§ **GIVEN TASK**:
Locate and copy each line in the data that contains the word "箱和矿泉水".

§ **RECORDS FOR PROCESSING**:
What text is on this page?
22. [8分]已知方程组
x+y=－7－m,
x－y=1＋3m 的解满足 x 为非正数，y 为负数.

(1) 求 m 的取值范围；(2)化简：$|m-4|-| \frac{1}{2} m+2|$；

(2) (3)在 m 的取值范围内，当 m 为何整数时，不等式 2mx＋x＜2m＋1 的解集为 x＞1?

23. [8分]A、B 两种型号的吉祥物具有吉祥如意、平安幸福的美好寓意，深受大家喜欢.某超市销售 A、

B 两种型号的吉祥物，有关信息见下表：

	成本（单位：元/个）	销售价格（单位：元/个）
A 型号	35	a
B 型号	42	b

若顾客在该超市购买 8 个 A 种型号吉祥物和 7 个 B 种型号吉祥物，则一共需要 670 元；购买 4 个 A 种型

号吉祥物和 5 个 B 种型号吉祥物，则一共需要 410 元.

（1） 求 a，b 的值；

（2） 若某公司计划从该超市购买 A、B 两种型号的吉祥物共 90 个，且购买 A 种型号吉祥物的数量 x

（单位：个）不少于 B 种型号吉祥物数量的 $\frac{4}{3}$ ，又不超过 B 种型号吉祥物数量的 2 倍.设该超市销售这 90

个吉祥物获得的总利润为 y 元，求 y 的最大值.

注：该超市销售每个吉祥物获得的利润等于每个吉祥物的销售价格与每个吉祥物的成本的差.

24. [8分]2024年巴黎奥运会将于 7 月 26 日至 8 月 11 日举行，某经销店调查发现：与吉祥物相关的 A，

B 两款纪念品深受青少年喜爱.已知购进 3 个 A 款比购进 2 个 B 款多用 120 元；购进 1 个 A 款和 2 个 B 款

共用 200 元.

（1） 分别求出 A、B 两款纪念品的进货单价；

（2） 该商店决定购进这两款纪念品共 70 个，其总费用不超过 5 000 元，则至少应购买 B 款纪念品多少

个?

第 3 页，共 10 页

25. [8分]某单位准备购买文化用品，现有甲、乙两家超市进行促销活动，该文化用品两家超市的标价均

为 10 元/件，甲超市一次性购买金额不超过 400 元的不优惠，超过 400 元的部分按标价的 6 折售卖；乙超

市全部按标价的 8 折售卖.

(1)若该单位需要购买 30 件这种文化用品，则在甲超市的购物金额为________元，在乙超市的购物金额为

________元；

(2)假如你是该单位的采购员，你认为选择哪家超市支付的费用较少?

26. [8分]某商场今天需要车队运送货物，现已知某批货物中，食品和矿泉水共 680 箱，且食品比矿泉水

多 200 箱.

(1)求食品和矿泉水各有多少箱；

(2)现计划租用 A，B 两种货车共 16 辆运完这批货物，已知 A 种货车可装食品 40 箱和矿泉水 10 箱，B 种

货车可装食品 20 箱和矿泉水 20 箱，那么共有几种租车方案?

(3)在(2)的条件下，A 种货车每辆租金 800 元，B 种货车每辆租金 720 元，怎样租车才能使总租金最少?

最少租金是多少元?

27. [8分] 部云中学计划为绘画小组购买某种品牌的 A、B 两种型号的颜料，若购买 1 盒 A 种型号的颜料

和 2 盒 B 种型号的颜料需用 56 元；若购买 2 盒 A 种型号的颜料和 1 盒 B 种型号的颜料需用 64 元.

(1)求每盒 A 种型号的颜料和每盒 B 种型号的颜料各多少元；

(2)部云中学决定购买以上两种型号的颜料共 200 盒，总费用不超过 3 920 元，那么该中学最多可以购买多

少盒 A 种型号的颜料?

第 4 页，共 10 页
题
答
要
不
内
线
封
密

§ **FINISHED TASK**:
(2)现计划租用 A，B 两种货车共 16 辆运完这批货物，已知 A 种货车可装食品 40 箱和矿泉水 10 箱，B 种
货车可装食品 20 箱和矿泉水 20 箱，那么共有几种租车方案?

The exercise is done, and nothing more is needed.